Every line from the one containing "Give me a plain-text" through the end of the listing below must be given again exactly, and nothing else; exclude pictures.

Stored entries
┌────────

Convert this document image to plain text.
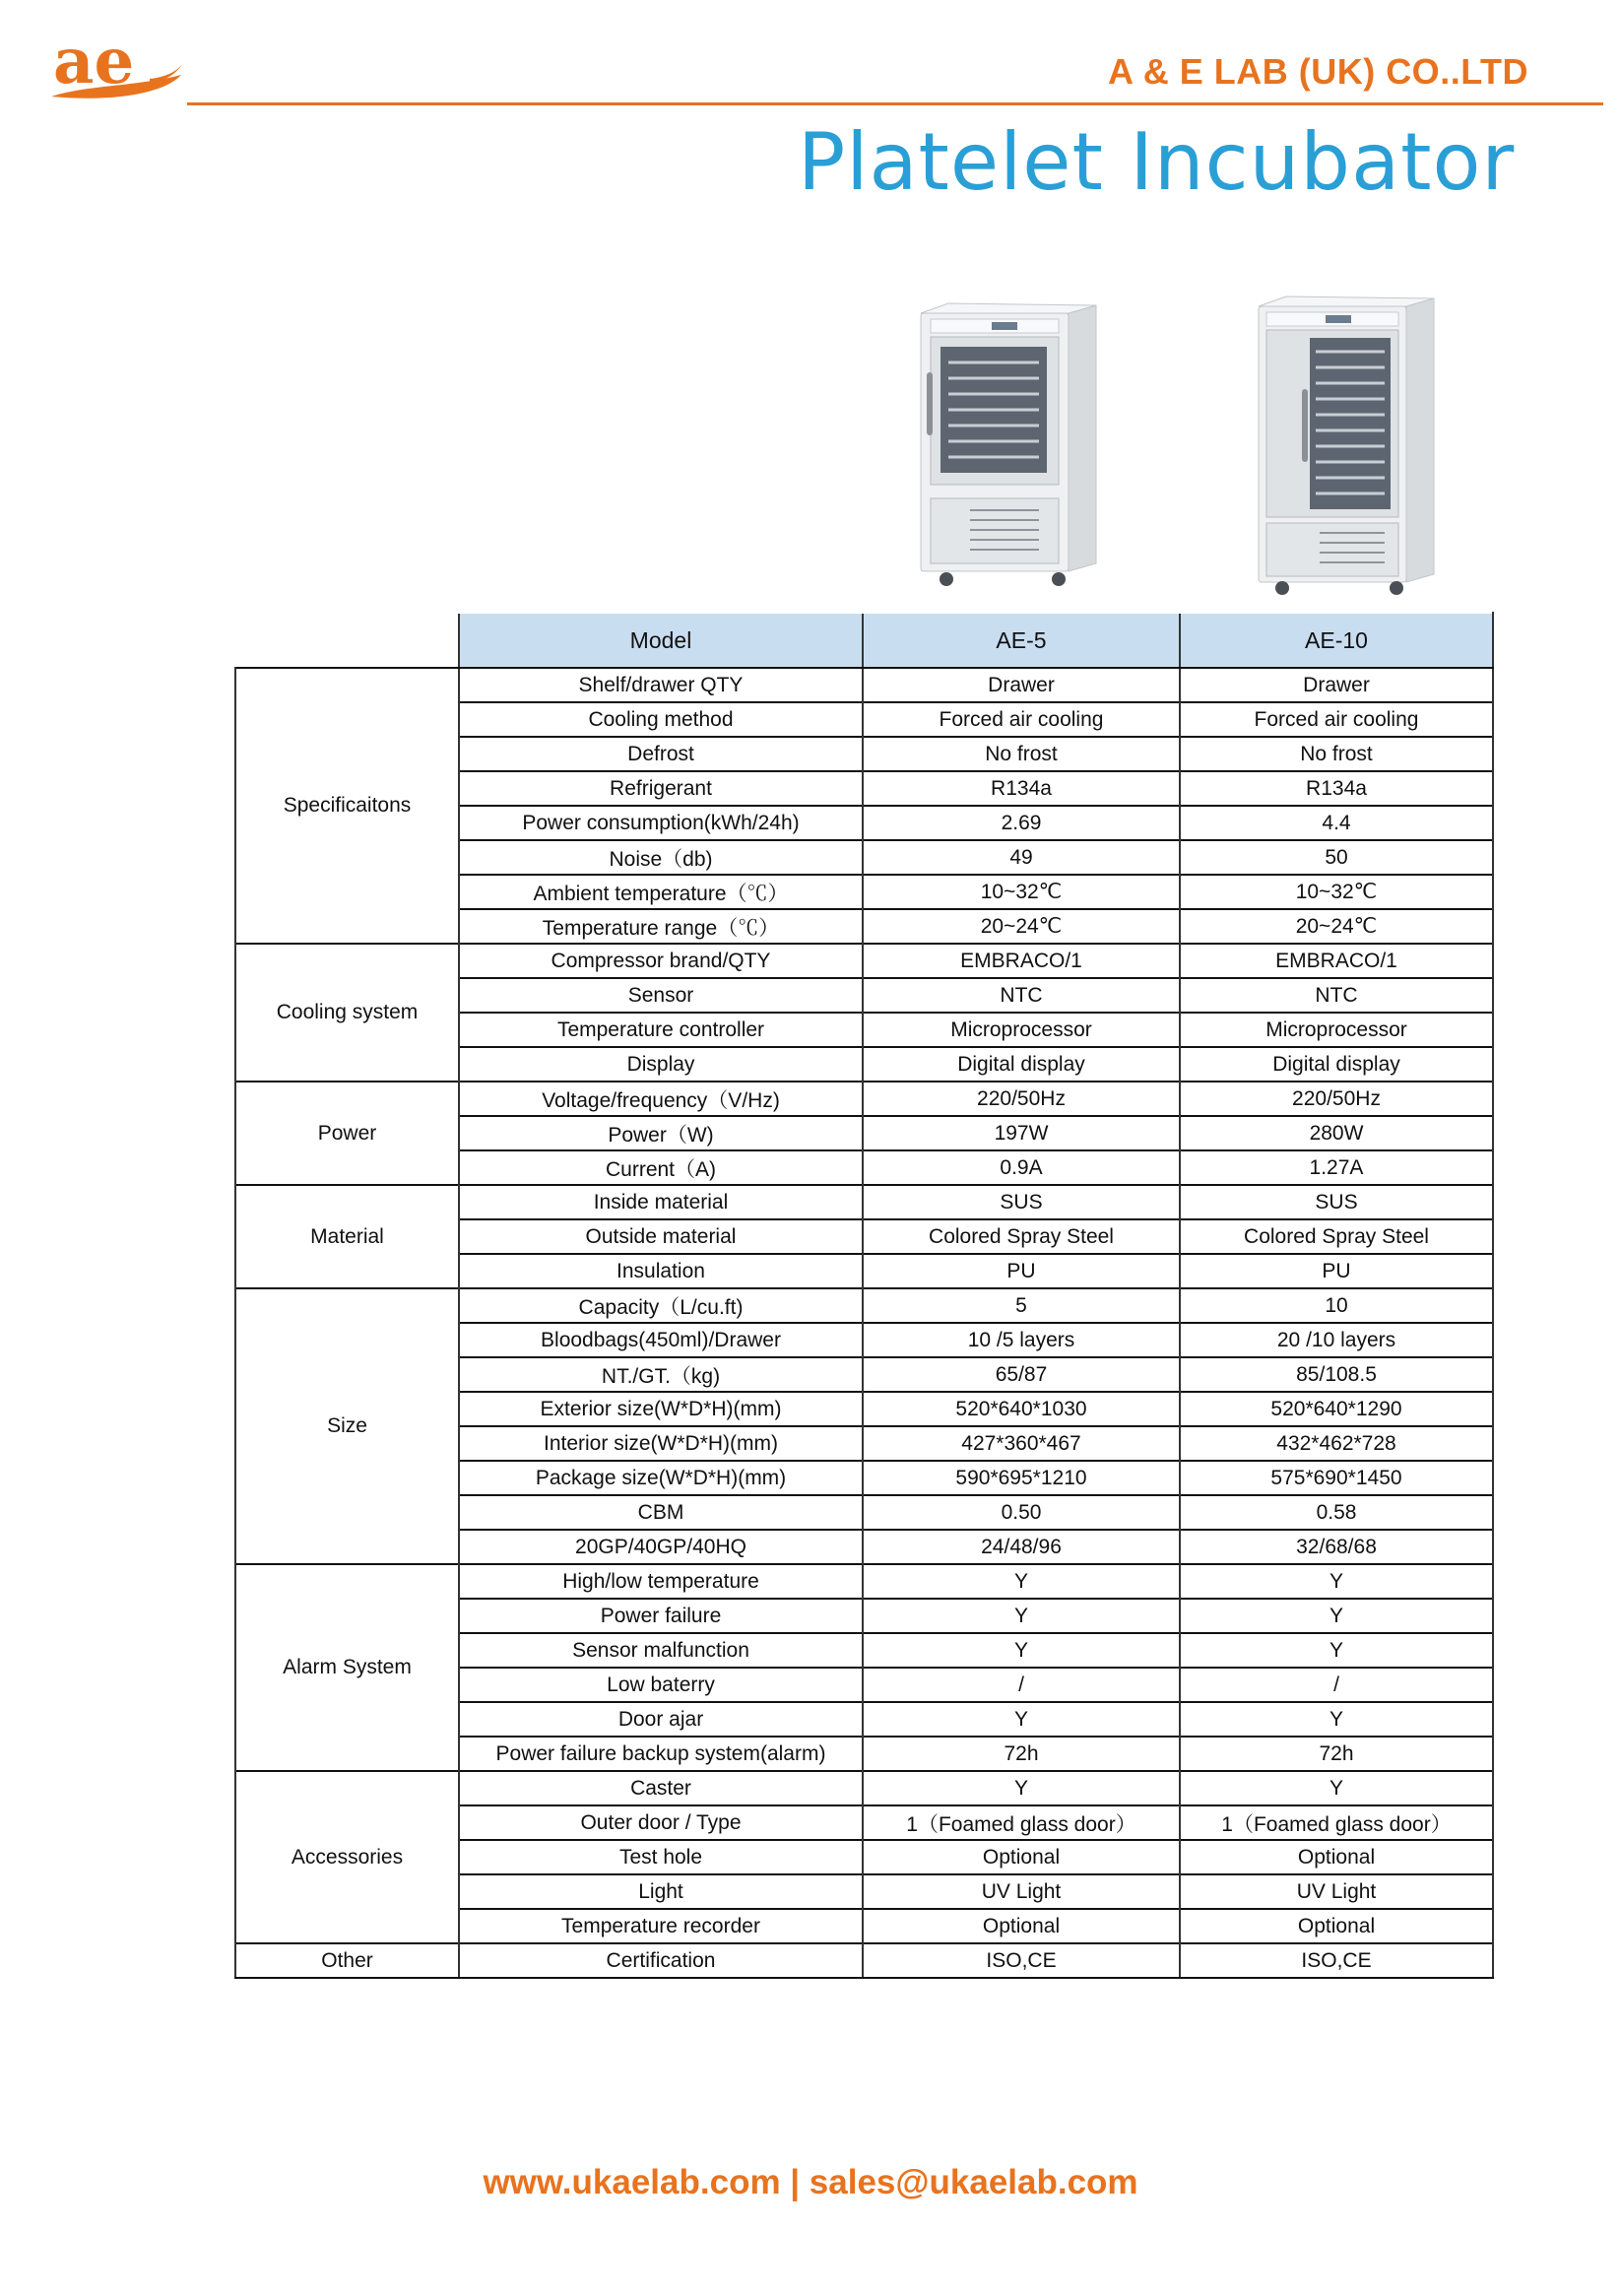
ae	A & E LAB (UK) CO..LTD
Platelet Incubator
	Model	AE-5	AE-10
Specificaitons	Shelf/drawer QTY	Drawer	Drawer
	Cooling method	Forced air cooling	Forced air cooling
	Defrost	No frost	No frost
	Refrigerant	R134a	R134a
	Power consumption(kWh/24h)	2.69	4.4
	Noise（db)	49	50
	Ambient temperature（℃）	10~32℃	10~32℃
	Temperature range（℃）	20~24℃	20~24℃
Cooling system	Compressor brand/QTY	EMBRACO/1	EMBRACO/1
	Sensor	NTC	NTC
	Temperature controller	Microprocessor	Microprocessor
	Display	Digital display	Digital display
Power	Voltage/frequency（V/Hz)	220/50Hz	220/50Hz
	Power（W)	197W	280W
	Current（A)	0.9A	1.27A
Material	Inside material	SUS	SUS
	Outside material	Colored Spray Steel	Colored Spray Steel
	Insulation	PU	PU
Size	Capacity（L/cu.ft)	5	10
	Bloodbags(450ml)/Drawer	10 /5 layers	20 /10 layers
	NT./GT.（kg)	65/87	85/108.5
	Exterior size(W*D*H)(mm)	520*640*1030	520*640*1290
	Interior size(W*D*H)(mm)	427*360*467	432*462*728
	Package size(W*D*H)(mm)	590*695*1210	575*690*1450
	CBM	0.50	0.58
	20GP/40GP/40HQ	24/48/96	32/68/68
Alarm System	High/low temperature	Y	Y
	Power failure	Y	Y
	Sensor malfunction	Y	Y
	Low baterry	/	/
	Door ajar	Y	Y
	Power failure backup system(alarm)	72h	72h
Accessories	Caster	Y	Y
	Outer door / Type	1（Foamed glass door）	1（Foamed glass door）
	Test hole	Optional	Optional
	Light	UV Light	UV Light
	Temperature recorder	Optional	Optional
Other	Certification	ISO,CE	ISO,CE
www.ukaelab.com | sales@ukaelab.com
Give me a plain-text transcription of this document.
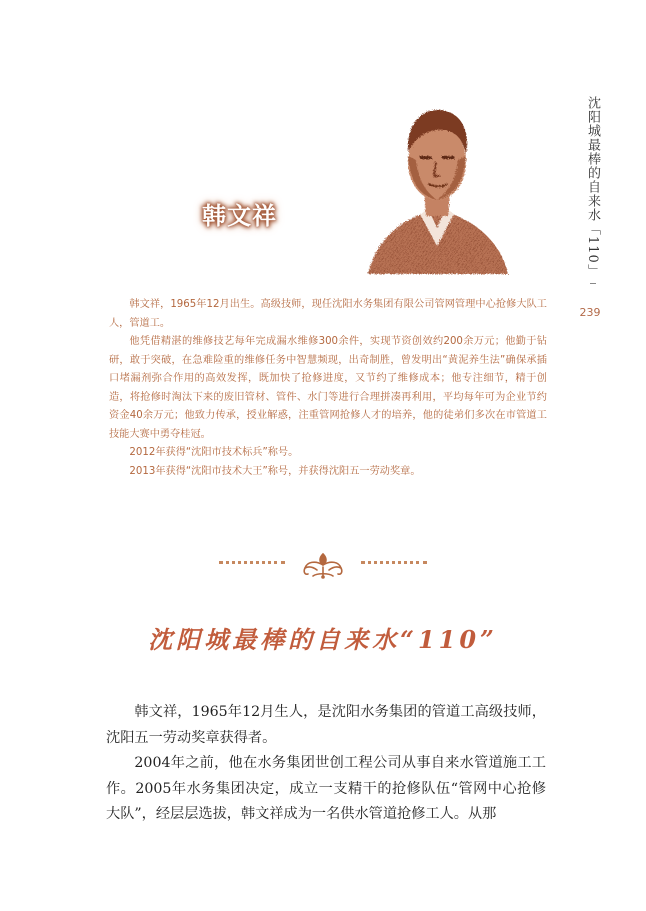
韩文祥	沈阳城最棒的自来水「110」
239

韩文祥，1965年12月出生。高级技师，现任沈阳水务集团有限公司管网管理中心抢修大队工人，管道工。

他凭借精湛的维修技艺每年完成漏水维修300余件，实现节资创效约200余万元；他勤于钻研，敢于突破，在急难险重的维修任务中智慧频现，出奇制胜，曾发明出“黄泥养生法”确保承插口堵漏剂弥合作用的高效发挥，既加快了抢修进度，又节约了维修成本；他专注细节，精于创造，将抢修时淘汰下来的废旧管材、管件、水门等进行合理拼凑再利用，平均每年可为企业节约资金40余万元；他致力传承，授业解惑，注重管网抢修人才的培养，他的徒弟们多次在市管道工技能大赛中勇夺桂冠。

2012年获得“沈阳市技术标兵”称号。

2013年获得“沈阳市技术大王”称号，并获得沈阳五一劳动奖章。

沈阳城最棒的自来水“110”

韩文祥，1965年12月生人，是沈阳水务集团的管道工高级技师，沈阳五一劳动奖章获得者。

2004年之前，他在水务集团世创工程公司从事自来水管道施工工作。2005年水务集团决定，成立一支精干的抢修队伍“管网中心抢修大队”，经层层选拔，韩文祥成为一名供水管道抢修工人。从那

└────────

### EXPECTED ANSWER
Give me a plain-text transcription of this document.
韩文祥	沈阳城最棒的自来水「110」
239

韩文祥，1965年12月出生。高级技师，现任沈阳水务集团有限公司管网管理中心抢修大队工人，管道工。

他凭借精湛的维修技艺每年完成漏水维修300余件，实现节资创效约200余万元；他勤于钻研，敢于突破，在急难险重的维修任务中智慧频现，出奇制胜，曾发明出“黄泥养生法”确保承插口堵漏剂弥合作用的高效发挥，既加快了抢修进度，又节约了维修成本；他专注细节，精于创造，将抢修时淘汰下来的废旧管材、管件、水门等进行合理拼凑再利用，平均每年可为企业节约资金40余万元；他致力传承，授业解惑，注重管网抢修人才的培养，他的徒弟们多次在市管道工技能大赛中勇夺桂冠。

2012年获得“沈阳市技术标兵”称号。

2013年获得“沈阳市技术大王”称号，并获得沈阳五一劳动奖章。

沈阳城最棒的自来水“110”

韩文祥，1965年12月生人，是沈阳水务集团的管道工高级技师，沈阳五一劳动奖章获得者。

2004年之前，他在水务集团世创工程公司从事自来水管道施工工作。2005年水务集团决定，成立一支精干的抢修队伍“管网中心抢修大队”，经层层选拔，韩文祥成为一名供水管道抢修工人。从那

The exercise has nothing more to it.